* _Aim of the task_
Repeat the material exactly, leaving nothing out.

** start Material for this exercise **

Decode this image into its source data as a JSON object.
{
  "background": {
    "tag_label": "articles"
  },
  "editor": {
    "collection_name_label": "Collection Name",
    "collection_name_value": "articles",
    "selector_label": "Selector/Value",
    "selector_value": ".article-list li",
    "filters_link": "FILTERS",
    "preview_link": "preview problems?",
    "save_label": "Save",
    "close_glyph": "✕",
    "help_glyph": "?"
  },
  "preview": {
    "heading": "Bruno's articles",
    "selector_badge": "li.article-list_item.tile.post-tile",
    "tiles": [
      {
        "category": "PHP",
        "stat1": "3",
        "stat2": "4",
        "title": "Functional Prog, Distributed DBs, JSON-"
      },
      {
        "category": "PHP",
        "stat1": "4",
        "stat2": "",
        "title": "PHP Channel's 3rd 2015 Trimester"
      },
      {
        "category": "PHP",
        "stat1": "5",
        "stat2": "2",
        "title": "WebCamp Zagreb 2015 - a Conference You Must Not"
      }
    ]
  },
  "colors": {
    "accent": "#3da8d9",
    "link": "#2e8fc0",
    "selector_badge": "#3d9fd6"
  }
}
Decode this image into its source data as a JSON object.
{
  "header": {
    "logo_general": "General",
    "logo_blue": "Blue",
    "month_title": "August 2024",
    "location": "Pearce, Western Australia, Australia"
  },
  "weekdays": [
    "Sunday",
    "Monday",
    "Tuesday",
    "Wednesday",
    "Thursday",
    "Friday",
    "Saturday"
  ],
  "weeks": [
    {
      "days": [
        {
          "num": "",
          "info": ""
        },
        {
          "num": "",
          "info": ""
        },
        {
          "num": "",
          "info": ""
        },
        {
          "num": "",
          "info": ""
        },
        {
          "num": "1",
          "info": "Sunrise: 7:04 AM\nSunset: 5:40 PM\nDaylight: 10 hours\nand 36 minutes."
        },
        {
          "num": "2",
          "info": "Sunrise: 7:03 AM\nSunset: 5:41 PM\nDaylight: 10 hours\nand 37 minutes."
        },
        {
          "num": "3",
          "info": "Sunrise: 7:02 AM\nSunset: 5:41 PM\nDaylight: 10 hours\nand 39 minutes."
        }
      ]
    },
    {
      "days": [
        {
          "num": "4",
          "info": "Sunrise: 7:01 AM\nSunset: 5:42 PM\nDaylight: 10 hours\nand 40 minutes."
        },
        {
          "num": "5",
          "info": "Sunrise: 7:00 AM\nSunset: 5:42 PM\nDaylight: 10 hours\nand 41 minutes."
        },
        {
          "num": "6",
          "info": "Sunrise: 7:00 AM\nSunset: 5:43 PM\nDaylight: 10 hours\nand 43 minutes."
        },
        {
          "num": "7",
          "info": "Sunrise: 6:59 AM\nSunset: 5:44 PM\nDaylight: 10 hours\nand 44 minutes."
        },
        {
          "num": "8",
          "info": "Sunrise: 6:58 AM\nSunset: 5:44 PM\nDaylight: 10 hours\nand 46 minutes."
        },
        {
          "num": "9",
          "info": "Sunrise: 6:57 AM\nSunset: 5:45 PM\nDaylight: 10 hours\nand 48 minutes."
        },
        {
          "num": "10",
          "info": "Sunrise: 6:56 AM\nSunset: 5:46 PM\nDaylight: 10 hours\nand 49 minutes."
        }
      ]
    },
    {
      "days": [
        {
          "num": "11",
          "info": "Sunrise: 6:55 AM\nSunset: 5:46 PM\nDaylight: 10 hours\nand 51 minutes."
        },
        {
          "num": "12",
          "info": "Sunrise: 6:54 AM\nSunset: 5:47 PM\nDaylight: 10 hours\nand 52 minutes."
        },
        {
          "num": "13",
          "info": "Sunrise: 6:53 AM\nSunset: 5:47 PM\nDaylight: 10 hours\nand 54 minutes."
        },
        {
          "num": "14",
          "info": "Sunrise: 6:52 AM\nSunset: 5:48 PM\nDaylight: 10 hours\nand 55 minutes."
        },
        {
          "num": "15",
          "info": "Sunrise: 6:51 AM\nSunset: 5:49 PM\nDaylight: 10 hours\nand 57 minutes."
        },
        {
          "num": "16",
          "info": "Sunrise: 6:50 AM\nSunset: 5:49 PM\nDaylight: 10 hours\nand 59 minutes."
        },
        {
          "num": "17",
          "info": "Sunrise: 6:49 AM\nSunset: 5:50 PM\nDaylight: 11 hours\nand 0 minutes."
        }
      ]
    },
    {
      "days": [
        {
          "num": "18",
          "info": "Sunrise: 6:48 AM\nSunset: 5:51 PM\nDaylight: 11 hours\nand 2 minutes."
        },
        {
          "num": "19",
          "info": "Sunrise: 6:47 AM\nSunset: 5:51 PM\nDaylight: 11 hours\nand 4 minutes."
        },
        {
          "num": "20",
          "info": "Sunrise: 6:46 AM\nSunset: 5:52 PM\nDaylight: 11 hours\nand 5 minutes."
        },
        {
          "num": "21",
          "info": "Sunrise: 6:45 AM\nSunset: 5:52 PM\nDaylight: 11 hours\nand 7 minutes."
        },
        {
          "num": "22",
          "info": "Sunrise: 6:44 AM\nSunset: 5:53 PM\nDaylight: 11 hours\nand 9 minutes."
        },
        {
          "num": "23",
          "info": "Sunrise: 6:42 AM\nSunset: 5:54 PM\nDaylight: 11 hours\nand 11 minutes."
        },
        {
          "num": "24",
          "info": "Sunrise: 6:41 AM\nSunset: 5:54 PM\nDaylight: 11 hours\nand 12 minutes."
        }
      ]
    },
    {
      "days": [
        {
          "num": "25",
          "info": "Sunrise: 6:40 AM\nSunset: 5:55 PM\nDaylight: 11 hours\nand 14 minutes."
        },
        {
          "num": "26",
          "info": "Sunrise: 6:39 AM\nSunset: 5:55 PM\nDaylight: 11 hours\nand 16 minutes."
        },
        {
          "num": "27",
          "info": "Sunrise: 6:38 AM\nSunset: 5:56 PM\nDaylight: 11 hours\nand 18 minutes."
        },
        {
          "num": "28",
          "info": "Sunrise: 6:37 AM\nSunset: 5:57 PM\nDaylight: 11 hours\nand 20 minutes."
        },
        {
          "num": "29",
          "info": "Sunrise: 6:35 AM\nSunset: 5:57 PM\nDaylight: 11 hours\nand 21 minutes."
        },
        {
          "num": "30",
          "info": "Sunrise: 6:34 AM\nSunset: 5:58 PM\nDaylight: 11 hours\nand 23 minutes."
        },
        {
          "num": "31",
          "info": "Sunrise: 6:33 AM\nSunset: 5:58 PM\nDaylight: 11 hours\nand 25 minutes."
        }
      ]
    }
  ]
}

** end Material for this exercise **

* _Solution below_
Decode this image into its source data as a JSON object.
{
  "background": {
    "tag_label": "articles"
  },
  "editor": {
    "collection_name_label": "Collection Name",
    "collection_name_value": "articles",
    "selector_label": "Selector/Value",
    "selector_value": ".article-list li",
    "filters_link": "FILTERS",
    "preview_link": "preview problems?",
    "save_label": "Save",
    "close_glyph": "✕",
    "help_glyph": "?"
  },
  "preview": {
    "heading": "Bruno's articles",
    "selector_badge": "li.article-list_item.tile.post-tile",
    "tiles": [
      {
        "category": "PHP",
        "stat1": "3",
        "stat2": "4",
        "title": "Functional Prog, Distributed DBs, JSON-"
      },
      {
        "category": "PHP",
        "stat1": "4",
        "stat2": "",
        "title": "PHP Channel's 3rd 2015 Trimester"
      },
      {
        "category": "PHP",
        "stat1": "5",
        "stat2": "2",
        "title": "WebCamp Zagreb 2015 - a Conference You Must Not"
      }
    ]
  },
  "colors": {
    "accent": "#3da8d9",
    "link": "#2e8fc0",
    "selector_badge": "#3d9fd6"
  }
}
Decode this image into its source data as a JSON object.
{
  "header": {
    "logo_general": "General",
    "logo_blue": "Blue",
    "month_title": "August 2024",
    "location": "Pearce, Western Australia, Australia"
  },
  "weekdays": [
    "Sunday",
    "Monday",
    "Tuesday",
    "Wednesday",
    "Thursday",
    "Friday",
    "Saturday"
  ],
  "weeks": [
    {
      "days": [
        {
          "num": "",
          "info": ""
        },
        {
          "num": "",
          "info": ""
        },
        {
          "num": "",
          "info": ""
        },
        {
          "num": "",
          "info": ""
        },
        {
          "num": "1",
          "info": "Sunrise: 7:04 AM\nSunset: 5:40 PM\nDaylight: 10 hours\nand 36 minutes."
        },
        {
          "num": "2",
          "info": "Sunrise: 7:03 AM\nSunset: 5:41 PM\nDaylight: 10 hours\nand 37 minutes."
        },
        {
          "num": "3",
          "info": "Sunrise: 7:02 AM\nSunset: 5:41 PM\nDaylight: 10 hours\nand 39 minutes."
        }
      ]
    },
    {
      "days": [
        {
          "num": "4",
          "info": "Sunrise: 7:01 AM\nSunset: 5:42 PM\nDaylight: 10 hours\nand 40 minutes."
        },
        {
          "num": "5",
          "info": "Sunrise: 7:00 AM\nSunset: 5:42 PM\nDaylight: 10 hours\nand 41 minutes."
        },
        {
          "num": "6",
          "info": "Sunrise: 7:00 AM\nSunset: 5:43 PM\nDaylight: 10 hours\nand 43 minutes."
        },
        {
          "num": "7",
          "info": "Sunrise: 6:59 AM\nSunset: 5:44 PM\nDaylight: 10 hours\nand 44 minutes."
        },
        {
          "num": "8",
          "info": "Sunrise: 6:58 AM\nSunset: 5:44 PM\nDaylight: 10 hours\nand 46 minutes."
        },
        {
          "num": "9",
          "info": "Sunrise: 6:57 AM\nSunset: 5:45 PM\nDaylight: 10 hours\nand 48 minutes."
        },
        {
          "num": "10",
          "info": "Sunrise: 6:56 AM\nSunset: 5:46 PM\nDaylight: 10 hours\nand 49 minutes."
        }
      ]
    },
    {
      "days": [
        {
          "num": "11",
          "info": "Sunrise: 6:55 AM\nSunset: 5:46 PM\nDaylight: 10 hours\nand 51 minutes."
        },
        {
          "num": "12",
          "info": "Sunrise: 6:54 AM\nSunset: 5:47 PM\nDaylight: 10 hours\nand 52 minutes."
        },
        {
          "num": "13",
          "info": "Sunrise: 6:53 AM\nSunset: 5:47 PM\nDaylight: 10 hours\nand 54 minutes."
        },
        {
          "num": "14",
          "info": "Sunrise: 6:52 AM\nSunset: 5:48 PM\nDaylight: 10 hours\nand 55 minutes."
        },
        {
          "num": "15",
          "info": "Sunrise: 6:51 AM\nSunset: 5:49 PM\nDaylight: 10 hours\nand 57 minutes."
        },
        {
          "num": "16",
          "info": "Sunrise: 6:50 AM\nSunset: 5:49 PM\nDaylight: 10 hours\nand 59 minutes."
        },
        {
          "num": "17",
          "info": "Sunrise: 6:49 AM\nSunset: 5:50 PM\nDaylight: 11 hours\nand 0 minutes."
        }
      ]
    },
    {
      "days": [
        {
          "num": "18",
          "info": "Sunrise: 6:48 AM\nSunset: 5:51 PM\nDaylight: 11 hours\nand 2 minutes."
        },
        {
          "num": "19",
          "info": "Sunrise: 6:47 AM\nSunset: 5:51 PM\nDaylight: 11 hours\nand 4 minutes."
        },
        {
          "num": "20",
          "info": "Sunrise: 6:46 AM\nSunset: 5:52 PM\nDaylight: 11 hours\nand 5 minutes."
        },
        {
          "num": "21",
          "info": "Sunrise: 6:45 AM\nSunset: 5:52 PM\nDaylight: 11 hours\nand 7 minutes."
        },
        {
          "num": "22",
          "info": "Sunrise: 6:44 AM\nSunset: 5:53 PM\nDaylight: 11 hours\nand 9 minutes."
        },
        {
          "num": "23",
          "info": "Sunrise: 6:42 AM\nSunset: 5:54 PM\nDaylight: 11 hours\nand 11 minutes."
        },
        {
          "num": "24",
          "info": "Sunrise: 6:41 AM\nSunset: 5:54 PM\nDaylight: 11 hours\nand 12 minutes."
        }
      ]
    },
    {
      "days": [
        {
          "num": "25",
          "info": "Sunrise: 6:40 AM\nSunset: 5:55 PM\nDaylight: 11 hours\nand 14 minutes."
        },
        {
          "num": "26",
          "info": "Sunrise: 6:39 AM\nSunset: 5:55 PM\nDaylight: 11 hours\nand 16 minutes."
        },
        {
          "num": "27",
          "info": "Sunrise: 6:38 AM\nSunset: 5:56 PM\nDaylight: 11 hours\nand 18 minutes."
        },
        {
          "num": "28",
          "info": "Sunrise: 6:37 AM\nSunset: 5:57 PM\nDaylight: 11 hours\nand 20 minutes."
        },
        {
          "num": "29",
          "info": "Sunrise: 6:35 AM\nSunset: 5:57 PM\nDaylight: 11 hours\nand 21 minutes."
        },
        {
          "num": "30",
          "info": "Sunrise: 6:34 AM\nSunset: 5:58 PM\nDaylight: 11 hours\nand 23 minutes."
        },
        {
          "num": "31",
          "info": "Sunrise: 6:33 AM\nSunset: 5:58 PM\nDaylight: 11 hours\nand 25 minutes."
        }
      ]
    }
  ]
}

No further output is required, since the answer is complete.